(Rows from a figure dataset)
● ● ● ●

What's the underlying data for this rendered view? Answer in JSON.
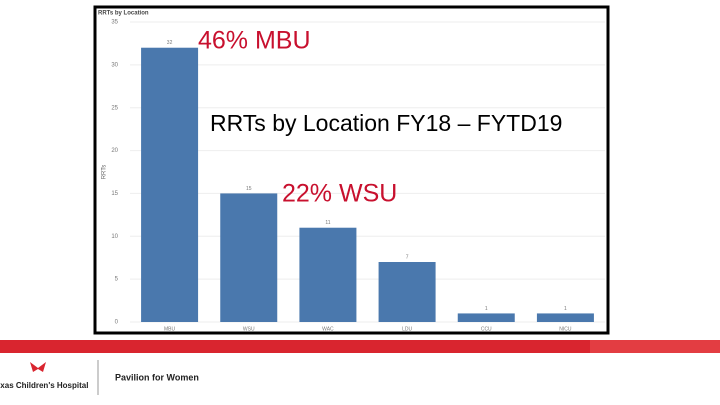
{
  "chart_data": {
    "type": "bar",
    "title": "RRTs by Location",
    "y_label": "RRTs",
    "categories": [
      "MBU",
      "WSU",
      "WAC",
      "LDU",
      "CCU",
      "NICU"
    ],
    "values": [
      32,
      15,
      11,
      7,
      1,
      1
    ],
    "color": "#4a78ad",
    "ylim": [
      0,
      35
    ],
    "yticks": [
      0,
      5,
      10,
      15,
      20,
      25,
      30,
      35
    ],
    "grid": true,
    "annotations": [
      "46% MBU",
      "RRTs by Location FY18 – FYTD19",
      "22% WSU"
    ]
  },
  "footer": {
    "logo_left": "Texas Children's Hospital",
    "logo_right": "Pavilion for Women"
  }
}
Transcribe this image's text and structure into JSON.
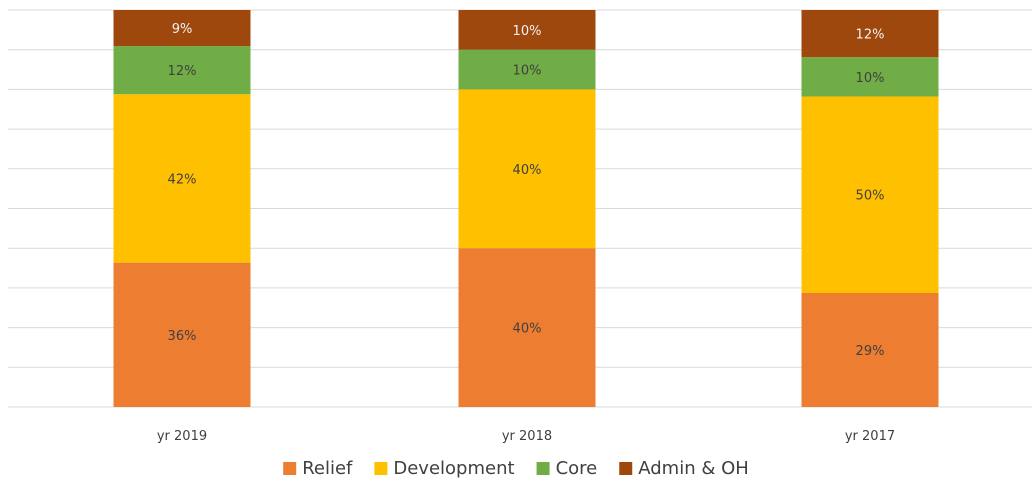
{
  "chart_data": {
    "type": "bar",
    "stacked": true,
    "normalized": true,
    "categories": [
      "yr 2019",
      "yr 2018",
      "yr 2017"
    ],
    "series": [
      {
        "name": "Relief",
        "values": [
          36,
          40,
          29
        ],
        "labels": [
          "36%",
          "40%",
          "29%"
        ],
        "color": "#ed7d31"
      },
      {
        "name": "Development",
        "values": [
          42,
          40,
          50
        ],
        "labels": [
          "42%",
          "40%",
          "50%"
        ],
        "color": "#ffc000"
      },
      {
        "name": "Core",
        "values": [
          12,
          10,
          10
        ],
        "labels": [
          "12%",
          "10%",
          "10%"
        ],
        "color": "#70ad47"
      },
      {
        "name": "Admin & OH",
        "values": [
          9,
          10,
          12
        ],
        "labels": [
          "9%",
          "10%",
          "12%"
        ],
        "color": "#9e480e"
      }
    ],
    "ylim": [
      0,
      100
    ],
    "grid": true,
    "legend_position": "bottom"
  }
}
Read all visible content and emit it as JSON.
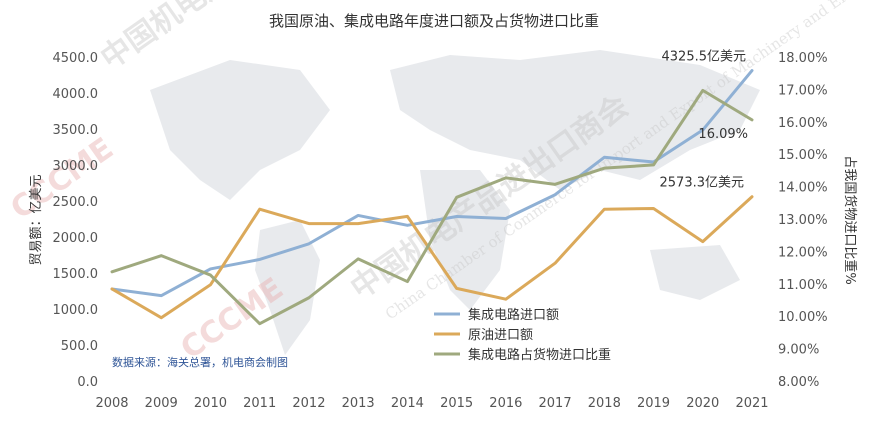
{
  "chart_data": {
    "type": "line",
    "title": "我国原油、集成电路年度进口额及占货物进口比重",
    "ylabel_left": "贸易额：亿美元",
    "ylabel_right": "占我国货物进口比重%",
    "categories": [
      "2008",
      "2009",
      "2010",
      "2011",
      "2012",
      "2013",
      "2014",
      "2015",
      "2016",
      "2017",
      "2018",
      "2019",
      "2020",
      "2021"
    ],
    "y_left_range": [
      0,
      4500
    ],
    "y_left_ticks": [
      "0.0",
      "500.0",
      "1000.0",
      "1500.0",
      "2000.0",
      "2500.0",
      "3000.0",
      "3500.0",
      "4000.0",
      "4500.0"
    ],
    "y_right_range": [
      8,
      18
    ],
    "y_right_ticks": [
      "8.00%",
      "9.00%",
      "10.00%",
      "11.00%",
      "12.00%",
      "13.00%",
      "14.00%",
      "15.00%",
      "16.00%",
      "17.00%",
      "18.00%"
    ],
    "series": [
      {
        "name": "集成电路进口额",
        "axis": "left",
        "color": "#8fb0d4",
        "values": [
          1292,
          1199,
          1570,
          1702,
          1920,
          2313,
          2176,
          2299,
          2271,
          2601,
          3121,
          3055,
          3500,
          4325.5
        ]
      },
      {
        "name": "原油进口额",
        "axis": "left",
        "color": "#dba95a",
        "values": [
          1293,
          893,
          1350,
          2400,
          2200,
          2200,
          2300,
          1300,
          1150,
          1650,
          2400,
          2410,
          1950,
          2573.3
        ]
      },
      {
        "name": "集成电路占货物进口比重",
        "axis": "right",
        "color": "#9fa97e",
        "values": [
          11.4,
          11.9,
          11.3,
          9.8,
          10.6,
          11.8,
          11.1,
          13.7,
          14.3,
          14.1,
          14.6,
          14.7,
          17.0,
          16.09
        ]
      }
    ],
    "annotations": [
      {
        "text": "4325.5亿美元",
        "series": 0,
        "index": 13
      },
      {
        "text": "2573.3亿美元",
        "series": 1,
        "index": 13
      },
      {
        "text": "16.09%",
        "series": 2,
        "index": 13
      }
    ],
    "legend_position": "lower-center",
    "source_note": "数据来源：海关总署，机电商会制图",
    "grid": false
  },
  "watermark": {
    "org_cn": "中国机电产品进出口商会",
    "org_en": "China Chamber of Commerce for Import and Export of Machinery and Electronic Products",
    "logo_text": "CCCME"
  },
  "colors": {
    "ic": "#8fb0d4",
    "oil": "#dba95a",
    "share": "#9fa97e",
    "map": "#e6e8eb"
  }
}
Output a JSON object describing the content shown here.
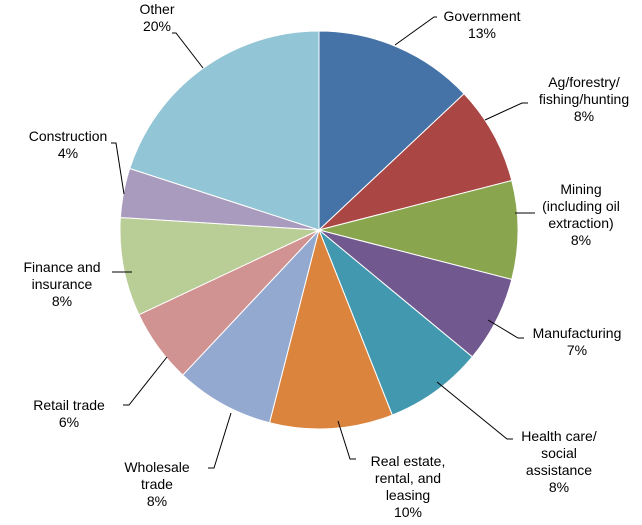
{
  "chart_data": {
    "type": "pie",
    "title": "",
    "start_angle_deg": 0,
    "direction": "clockwise",
    "slices": [
      {
        "label": [
          "Government"
        ],
        "value": 13,
        "display": "13%",
        "color": "#4572A7"
      },
      {
        "label": [
          "Ag/forestry/",
          "fishing/hunting"
        ],
        "value": 8,
        "display": "8%",
        "color": "#AA4643"
      },
      {
        "label": [
          "Mining",
          "(including oil",
          "extraction)"
        ],
        "value": 8,
        "display": "8%",
        "color": "#89A54E"
      },
      {
        "label": [
          "Manufacturing"
        ],
        "value": 7,
        "display": "7%",
        "color": "#71588F"
      },
      {
        "label": [
          "Health care/",
          "social",
          "assistance"
        ],
        "value": 8,
        "display": "8%",
        "color": "#4198AF"
      },
      {
        "label": [
          "Real estate,",
          "rental, and",
          "leasing"
        ],
        "value": 10,
        "display": "10%",
        "color": "#DB843D"
      },
      {
        "label": [
          "Wholesale",
          "trade"
        ],
        "value": 8,
        "display": "8%",
        "color": "#93A9CF"
      },
      {
        "label": [
          "Retail trade"
        ],
        "value": 6,
        "display": "6%",
        "color": "#D19392"
      },
      {
        "label": [
          "Finance and",
          "insurance"
        ],
        "value": 8,
        "display": "8%",
        "color": "#B9CD96"
      },
      {
        "label": [
          "Construction"
        ],
        "value": 4,
        "display": "4%",
        "color": "#A99BBD"
      },
      {
        "label": [
          "Other"
        ],
        "value": 20,
        "display": "20%",
        "color": "#92C5D6"
      }
    ]
  }
}
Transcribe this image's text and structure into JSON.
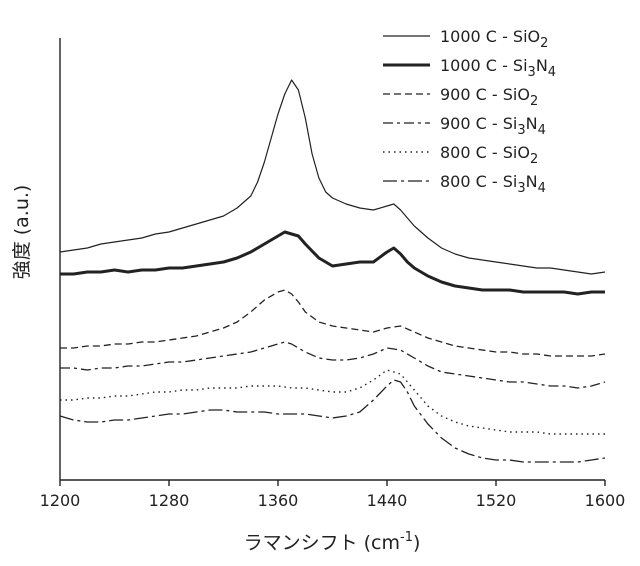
{
  "chart_data": {
    "type": "line",
    "title": "",
    "xlabel_main": "ラマンシフト (cm",
    "xlabel_sup": "-1",
    "xlabel_close": ")",
    "ylabel": "強度 (a.u.)",
    "xlim": [
      1200,
      1600
    ],
    "x_ticks": [
      "1200",
      "1280",
      "1360",
      "1440",
      "1520",
      "1600"
    ],
    "y_ticks": [],
    "ylim": [
      0,
      10
    ],
    "grid": false,
    "legend_position": "top-right",
    "series": [
      {
        "name": "1000 C - SiO2",
        "label_main": "1000 C - SiO",
        "label_sub": "2",
        "label_sub2": "",
        "label_main2": "",
        "style": "solid-thin",
        "color": "#222222",
        "x": [
          1200,
          1210,
          1220,
          1230,
          1240,
          1250,
          1260,
          1270,
          1280,
          1290,
          1300,
          1310,
          1320,
          1330,
          1340,
          1345,
          1350,
          1355,
          1360,
          1365,
          1370,
          1375,
          1380,
          1385,
          1390,
          1395,
          1400,
          1410,
          1420,
          1430,
          1440,
          1445,
          1450,
          1455,
          1460,
          1470,
          1480,
          1490,
          1500,
          1510,
          1520,
          1530,
          1540,
          1550,
          1560,
          1570,
          1580,
          1590,
          1600
        ],
        "y": [
          5.45,
          5.5,
          5.55,
          5.65,
          5.7,
          5.75,
          5.8,
          5.9,
          5.95,
          6.05,
          6.15,
          6.25,
          6.35,
          6.55,
          6.85,
          7.2,
          7.7,
          8.3,
          8.9,
          9.4,
          9.75,
          9.5,
          8.8,
          7.9,
          7.3,
          6.95,
          6.8,
          6.65,
          6.55,
          6.5,
          6.6,
          6.65,
          6.5,
          6.3,
          6.1,
          5.8,
          5.55,
          5.4,
          5.3,
          5.25,
          5.2,
          5.15,
          5.1,
          5.05,
          5.05,
          5.0,
          4.95,
          4.9,
          4.95
        ]
      },
      {
        "name": "1000 C - Si3N4",
        "label_main": "1000 C - Si",
        "label_sub": "3",
        "label_main2": "N",
        "label_sub2": "4",
        "style": "solid-thick",
        "color": "#222222",
        "x": [
          1200,
          1210,
          1220,
          1230,
          1240,
          1250,
          1260,
          1270,
          1280,
          1290,
          1300,
          1310,
          1320,
          1330,
          1340,
          1350,
          1360,
          1365,
          1370,
          1375,
          1380,
          1390,
          1400,
          1410,
          1420,
          1430,
          1440,
          1445,
          1450,
          1455,
          1460,
          1470,
          1480,
          1490,
          1500,
          1510,
          1520,
          1530,
          1540,
          1550,
          1560,
          1570,
          1580,
          1590,
          1600
        ],
        "y": [
          4.9,
          4.9,
          4.95,
          4.95,
          5.0,
          4.95,
          5.0,
          5.0,
          5.05,
          5.05,
          5.1,
          5.15,
          5.2,
          5.3,
          5.45,
          5.65,
          5.85,
          5.95,
          5.9,
          5.85,
          5.65,
          5.3,
          5.1,
          5.15,
          5.2,
          5.2,
          5.45,
          5.55,
          5.4,
          5.2,
          5.05,
          4.85,
          4.7,
          4.6,
          4.55,
          4.5,
          4.5,
          4.5,
          4.45,
          4.45,
          4.45,
          4.45,
          4.4,
          4.45,
          4.45
        ]
      },
      {
        "name": "900 C - SiO2",
        "label_main": "900 C - SiO",
        "label_sub": "2",
        "label_sub2": "",
        "label_main2": "",
        "style": "dash",
        "color": "#222222",
        "x": [
          1200,
          1210,
          1220,
          1230,
          1240,
          1250,
          1260,
          1270,
          1280,
          1290,
          1300,
          1310,
          1320,
          1330,
          1340,
          1350,
          1360,
          1365,
          1370,
          1375,
          1380,
          1390,
          1400,
          1410,
          1420,
          1430,
          1440,
          1450,
          1460,
          1470,
          1480,
          1490,
          1500,
          1510,
          1520,
          1530,
          1540,
          1550,
          1560,
          1570,
          1580,
          1590,
          1600
        ],
        "y": [
          3.05,
          3.05,
          3.1,
          3.1,
          3.15,
          3.15,
          3.2,
          3.2,
          3.25,
          3.3,
          3.35,
          3.45,
          3.55,
          3.7,
          3.95,
          4.25,
          4.45,
          4.5,
          4.4,
          4.2,
          3.95,
          3.7,
          3.6,
          3.55,
          3.5,
          3.45,
          3.55,
          3.6,
          3.45,
          3.3,
          3.2,
          3.1,
          3.05,
          3.0,
          2.95,
          2.95,
          2.9,
          2.9,
          2.85,
          2.85,
          2.85,
          2.85,
          2.9
        ]
      },
      {
        "name": "900 C - Si3N4",
        "label_main": "900 C - Si",
        "label_sub": "3",
        "label_main2": "N",
        "label_sub2": "4",
        "style": "dashdot",
        "color": "#222222",
        "x": [
          1200,
          1210,
          1220,
          1230,
          1240,
          1250,
          1260,
          1270,
          1280,
          1290,
          1300,
          1310,
          1320,
          1330,
          1340,
          1350,
          1360,
          1365,
          1370,
          1375,
          1380,
          1390,
          1400,
          1410,
          1420,
          1430,
          1440,
          1450,
          1460,
          1470,
          1480,
          1490,
          1500,
          1510,
          1520,
          1530,
          1540,
          1550,
          1560,
          1570,
          1580,
          1590,
          1600
        ],
        "y": [
          2.55,
          2.55,
          2.5,
          2.55,
          2.55,
          2.6,
          2.6,
          2.65,
          2.7,
          2.7,
          2.75,
          2.8,
          2.85,
          2.9,
          2.95,
          3.05,
          3.15,
          3.2,
          3.15,
          3.05,
          2.95,
          2.8,
          2.75,
          2.75,
          2.8,
          2.9,
          3.05,
          3.0,
          2.8,
          2.6,
          2.45,
          2.4,
          2.35,
          2.3,
          2.25,
          2.2,
          2.2,
          2.15,
          2.1,
          2.1,
          2.05,
          2.1,
          2.2
        ]
      },
      {
        "name": "800 C - SiO2",
        "label_main": "800 C - SiO",
        "label_sub": "2",
        "label_sub2": "",
        "label_main2": "",
        "style": "dot",
        "color": "#222222",
        "x": [
          1200,
          1210,
          1220,
          1230,
          1240,
          1250,
          1260,
          1270,
          1280,
          1290,
          1300,
          1310,
          1320,
          1330,
          1340,
          1350,
          1360,
          1370,
          1380,
          1390,
          1400,
          1410,
          1420,
          1430,
          1440,
          1450,
          1460,
          1470,
          1480,
          1490,
          1500,
          1510,
          1520,
          1530,
          1540,
          1550,
          1560,
          1570,
          1580,
          1590,
          1600
        ],
        "y": [
          1.75,
          1.75,
          1.8,
          1.8,
          1.85,
          1.85,
          1.9,
          1.95,
          1.95,
          2.0,
          2.0,
          2.05,
          2.05,
          2.05,
          2.1,
          2.1,
          2.1,
          2.05,
          2.05,
          2.0,
          1.95,
          1.95,
          2.05,
          2.25,
          2.5,
          2.4,
          2.0,
          1.6,
          1.35,
          1.2,
          1.1,
          1.05,
          1.0,
          0.95,
          0.95,
          0.95,
          0.9,
          0.9,
          0.9,
          0.9,
          0.9
        ]
      },
      {
        "name": "800 C - Si3N4",
        "label_main": "800 C - Si",
        "label_sub": "3",
        "label_main2": "N",
        "label_sub2": "4",
        "style": "dashdot-long",
        "color": "#222222",
        "x": [
          1200,
          1210,
          1220,
          1230,
          1240,
          1250,
          1260,
          1270,
          1280,
          1290,
          1300,
          1310,
          1320,
          1330,
          1340,
          1350,
          1360,
          1370,
          1380,
          1390,
          1400,
          1410,
          1420,
          1430,
          1440,
          1445,
          1450,
          1455,
          1460,
          1470,
          1480,
          1490,
          1500,
          1510,
          1520,
          1530,
          1540,
          1550,
          1560,
          1570,
          1580,
          1590,
          1600
        ],
        "y": [
          1.35,
          1.25,
          1.2,
          1.2,
          1.25,
          1.25,
          1.3,
          1.35,
          1.4,
          1.4,
          1.45,
          1.5,
          1.5,
          1.45,
          1.45,
          1.45,
          1.4,
          1.4,
          1.4,
          1.35,
          1.3,
          1.35,
          1.45,
          1.75,
          2.1,
          2.25,
          2.2,
          1.95,
          1.6,
          1.15,
          0.8,
          0.55,
          0.4,
          0.3,
          0.25,
          0.25,
          0.2,
          0.2,
          0.2,
          0.2,
          0.2,
          0.25,
          0.3
        ]
      }
    ]
  }
}
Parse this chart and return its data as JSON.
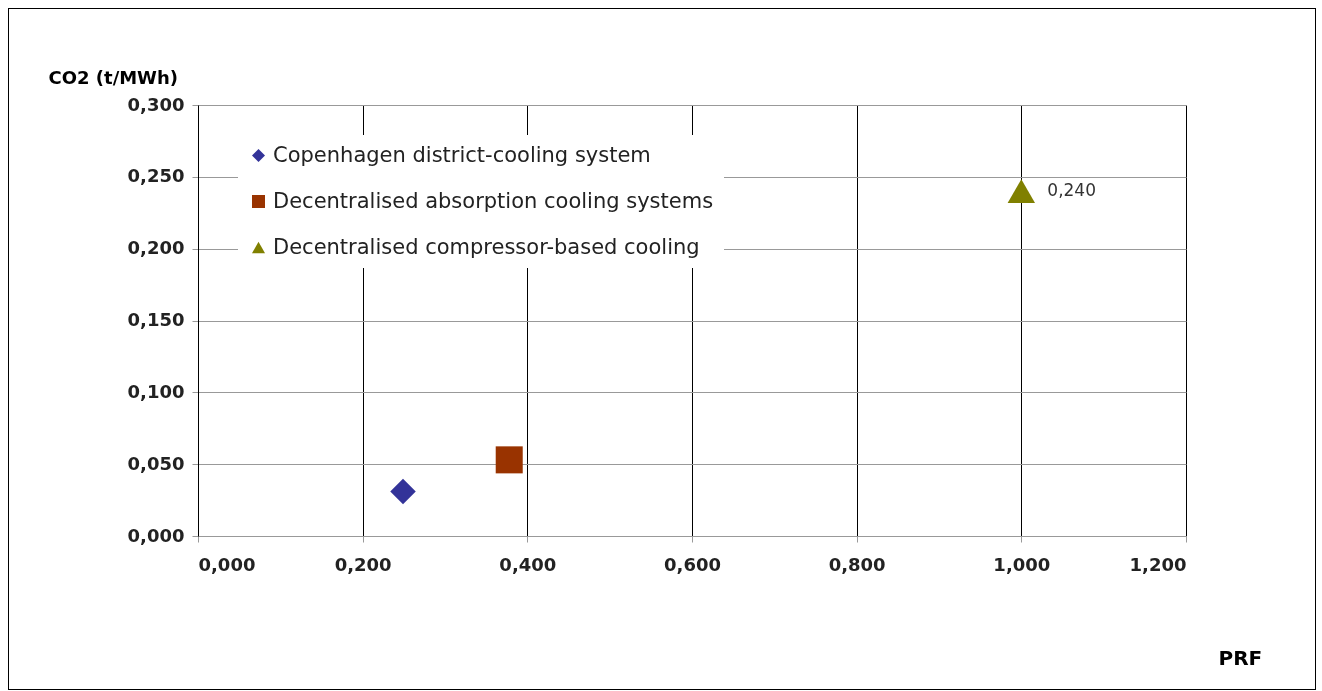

● ● ● ●

A line counts if it holds the word "style". Work out how many lines in the listing count, and give only that number.

6